Set exercise - Give the number of lines that include the word "page", and nothing else.

-- Begin Supplied records --

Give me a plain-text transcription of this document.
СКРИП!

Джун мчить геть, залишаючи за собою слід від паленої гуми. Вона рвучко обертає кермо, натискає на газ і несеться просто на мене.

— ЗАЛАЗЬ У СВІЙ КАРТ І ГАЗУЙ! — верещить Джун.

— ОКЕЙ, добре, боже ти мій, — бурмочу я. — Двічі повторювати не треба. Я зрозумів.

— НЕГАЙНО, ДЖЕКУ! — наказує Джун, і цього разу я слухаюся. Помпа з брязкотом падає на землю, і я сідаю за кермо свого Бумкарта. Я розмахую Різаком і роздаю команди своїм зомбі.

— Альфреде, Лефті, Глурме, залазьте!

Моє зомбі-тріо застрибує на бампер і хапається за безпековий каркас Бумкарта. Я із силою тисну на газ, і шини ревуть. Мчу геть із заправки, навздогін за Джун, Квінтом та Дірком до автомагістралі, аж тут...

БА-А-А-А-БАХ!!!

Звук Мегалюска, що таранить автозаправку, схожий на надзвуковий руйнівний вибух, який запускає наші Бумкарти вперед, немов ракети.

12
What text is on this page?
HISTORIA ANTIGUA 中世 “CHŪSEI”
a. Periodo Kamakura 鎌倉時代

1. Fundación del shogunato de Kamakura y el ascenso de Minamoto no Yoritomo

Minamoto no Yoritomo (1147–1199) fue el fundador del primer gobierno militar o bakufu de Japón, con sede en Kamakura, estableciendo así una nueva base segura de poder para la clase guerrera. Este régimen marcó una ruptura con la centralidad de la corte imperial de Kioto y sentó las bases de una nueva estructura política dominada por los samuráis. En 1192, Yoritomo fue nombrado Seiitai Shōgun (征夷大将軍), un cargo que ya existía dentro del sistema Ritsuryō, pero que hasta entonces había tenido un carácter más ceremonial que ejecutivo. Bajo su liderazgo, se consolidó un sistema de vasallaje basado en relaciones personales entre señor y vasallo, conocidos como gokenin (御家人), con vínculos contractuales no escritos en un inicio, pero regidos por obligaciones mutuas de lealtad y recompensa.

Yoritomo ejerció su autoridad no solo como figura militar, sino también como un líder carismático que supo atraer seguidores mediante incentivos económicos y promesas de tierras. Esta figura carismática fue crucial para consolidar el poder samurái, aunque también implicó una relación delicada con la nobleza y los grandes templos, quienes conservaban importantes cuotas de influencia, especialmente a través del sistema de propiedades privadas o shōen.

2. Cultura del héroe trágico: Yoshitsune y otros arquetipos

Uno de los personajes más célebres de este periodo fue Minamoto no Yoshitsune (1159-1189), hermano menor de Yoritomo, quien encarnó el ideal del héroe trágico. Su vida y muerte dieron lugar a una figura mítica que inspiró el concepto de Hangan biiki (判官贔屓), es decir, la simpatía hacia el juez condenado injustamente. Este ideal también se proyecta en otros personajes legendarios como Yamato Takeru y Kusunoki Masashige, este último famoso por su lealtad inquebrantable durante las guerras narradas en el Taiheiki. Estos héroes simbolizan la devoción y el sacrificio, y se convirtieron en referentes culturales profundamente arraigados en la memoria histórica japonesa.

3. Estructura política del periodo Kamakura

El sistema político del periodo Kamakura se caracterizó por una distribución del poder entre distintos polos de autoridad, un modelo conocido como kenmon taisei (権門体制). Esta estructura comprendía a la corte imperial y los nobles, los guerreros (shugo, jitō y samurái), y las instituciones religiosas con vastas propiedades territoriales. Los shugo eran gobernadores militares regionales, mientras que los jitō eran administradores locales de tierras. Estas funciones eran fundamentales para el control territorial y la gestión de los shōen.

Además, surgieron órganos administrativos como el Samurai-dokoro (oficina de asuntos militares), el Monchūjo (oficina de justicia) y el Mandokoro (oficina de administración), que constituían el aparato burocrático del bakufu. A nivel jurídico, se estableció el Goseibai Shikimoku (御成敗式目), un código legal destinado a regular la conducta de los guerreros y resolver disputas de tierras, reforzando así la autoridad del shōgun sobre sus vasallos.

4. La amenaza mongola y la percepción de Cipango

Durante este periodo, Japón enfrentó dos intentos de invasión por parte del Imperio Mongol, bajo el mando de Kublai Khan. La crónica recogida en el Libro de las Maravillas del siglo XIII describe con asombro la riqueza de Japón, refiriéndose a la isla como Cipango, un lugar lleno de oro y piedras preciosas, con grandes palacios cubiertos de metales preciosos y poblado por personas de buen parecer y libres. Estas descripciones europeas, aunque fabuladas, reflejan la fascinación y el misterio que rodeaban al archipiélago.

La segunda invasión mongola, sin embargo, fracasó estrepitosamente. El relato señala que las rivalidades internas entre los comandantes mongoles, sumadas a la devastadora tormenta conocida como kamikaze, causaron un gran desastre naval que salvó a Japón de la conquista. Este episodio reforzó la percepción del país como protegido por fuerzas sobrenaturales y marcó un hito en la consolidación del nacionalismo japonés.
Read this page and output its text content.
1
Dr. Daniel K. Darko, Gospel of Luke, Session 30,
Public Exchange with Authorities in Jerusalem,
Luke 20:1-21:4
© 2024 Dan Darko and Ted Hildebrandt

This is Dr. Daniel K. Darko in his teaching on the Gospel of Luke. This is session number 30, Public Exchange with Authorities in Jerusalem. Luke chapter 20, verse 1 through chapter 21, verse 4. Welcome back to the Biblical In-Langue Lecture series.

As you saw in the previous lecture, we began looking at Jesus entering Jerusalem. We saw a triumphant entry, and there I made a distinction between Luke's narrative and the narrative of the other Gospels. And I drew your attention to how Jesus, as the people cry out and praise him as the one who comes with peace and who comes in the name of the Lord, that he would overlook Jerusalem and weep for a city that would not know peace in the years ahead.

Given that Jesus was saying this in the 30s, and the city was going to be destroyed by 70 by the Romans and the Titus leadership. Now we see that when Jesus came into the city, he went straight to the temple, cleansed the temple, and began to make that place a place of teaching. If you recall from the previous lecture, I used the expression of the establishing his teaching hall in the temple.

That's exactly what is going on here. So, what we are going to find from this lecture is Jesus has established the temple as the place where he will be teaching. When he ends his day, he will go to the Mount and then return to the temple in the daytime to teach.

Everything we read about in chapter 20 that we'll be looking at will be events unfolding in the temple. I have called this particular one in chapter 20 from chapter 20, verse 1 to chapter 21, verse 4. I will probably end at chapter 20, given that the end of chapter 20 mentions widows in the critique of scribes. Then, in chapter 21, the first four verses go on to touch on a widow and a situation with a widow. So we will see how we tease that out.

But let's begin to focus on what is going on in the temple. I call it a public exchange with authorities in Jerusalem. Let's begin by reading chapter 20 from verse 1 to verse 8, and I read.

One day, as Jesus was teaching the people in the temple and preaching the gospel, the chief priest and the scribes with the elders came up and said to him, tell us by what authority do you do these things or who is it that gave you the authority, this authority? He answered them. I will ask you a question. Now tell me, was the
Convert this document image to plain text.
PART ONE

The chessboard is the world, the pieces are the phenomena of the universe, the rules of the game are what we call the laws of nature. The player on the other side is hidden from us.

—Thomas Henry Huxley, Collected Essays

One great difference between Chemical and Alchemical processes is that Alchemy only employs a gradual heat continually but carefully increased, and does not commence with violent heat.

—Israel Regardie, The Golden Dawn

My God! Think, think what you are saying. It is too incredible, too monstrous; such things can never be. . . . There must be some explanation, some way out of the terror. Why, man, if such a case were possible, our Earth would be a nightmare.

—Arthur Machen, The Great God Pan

-- End Supplied records --

Output for this task - 2